Count every line that includes the string "eller" in the entries that follow. Nothing besides the number is needed.

Extracted data entries:
***

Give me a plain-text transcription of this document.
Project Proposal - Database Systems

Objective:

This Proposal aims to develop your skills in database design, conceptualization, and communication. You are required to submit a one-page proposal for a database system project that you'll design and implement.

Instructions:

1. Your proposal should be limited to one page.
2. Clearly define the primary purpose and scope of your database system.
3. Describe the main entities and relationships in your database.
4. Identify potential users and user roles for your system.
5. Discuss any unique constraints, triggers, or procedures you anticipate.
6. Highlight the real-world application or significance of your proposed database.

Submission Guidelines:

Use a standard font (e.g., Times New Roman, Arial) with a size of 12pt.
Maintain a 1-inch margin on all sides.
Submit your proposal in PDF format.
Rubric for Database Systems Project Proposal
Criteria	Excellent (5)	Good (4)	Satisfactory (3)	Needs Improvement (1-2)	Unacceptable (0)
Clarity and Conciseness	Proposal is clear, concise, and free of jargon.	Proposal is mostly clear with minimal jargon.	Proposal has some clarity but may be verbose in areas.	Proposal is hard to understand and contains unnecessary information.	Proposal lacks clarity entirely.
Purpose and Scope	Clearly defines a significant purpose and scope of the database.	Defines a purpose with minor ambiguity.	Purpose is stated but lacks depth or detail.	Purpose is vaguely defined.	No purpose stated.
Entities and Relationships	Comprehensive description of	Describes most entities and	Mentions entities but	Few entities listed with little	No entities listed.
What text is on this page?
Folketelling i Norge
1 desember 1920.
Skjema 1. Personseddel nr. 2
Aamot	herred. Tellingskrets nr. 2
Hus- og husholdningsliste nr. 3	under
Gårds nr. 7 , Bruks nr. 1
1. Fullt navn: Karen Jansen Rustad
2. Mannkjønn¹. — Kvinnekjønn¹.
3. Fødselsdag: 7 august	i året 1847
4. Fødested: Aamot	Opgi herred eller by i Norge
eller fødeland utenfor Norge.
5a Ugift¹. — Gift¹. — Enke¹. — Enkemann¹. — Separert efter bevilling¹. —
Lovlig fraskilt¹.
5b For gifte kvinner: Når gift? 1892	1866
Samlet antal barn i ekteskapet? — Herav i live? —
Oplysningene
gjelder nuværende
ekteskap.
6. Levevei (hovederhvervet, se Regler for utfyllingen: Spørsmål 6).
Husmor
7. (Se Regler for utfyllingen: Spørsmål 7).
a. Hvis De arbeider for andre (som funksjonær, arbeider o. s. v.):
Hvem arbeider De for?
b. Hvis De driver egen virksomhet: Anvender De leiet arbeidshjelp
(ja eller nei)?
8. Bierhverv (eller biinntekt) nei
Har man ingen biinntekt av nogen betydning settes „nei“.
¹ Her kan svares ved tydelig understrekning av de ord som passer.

***

• **RESULT**: 4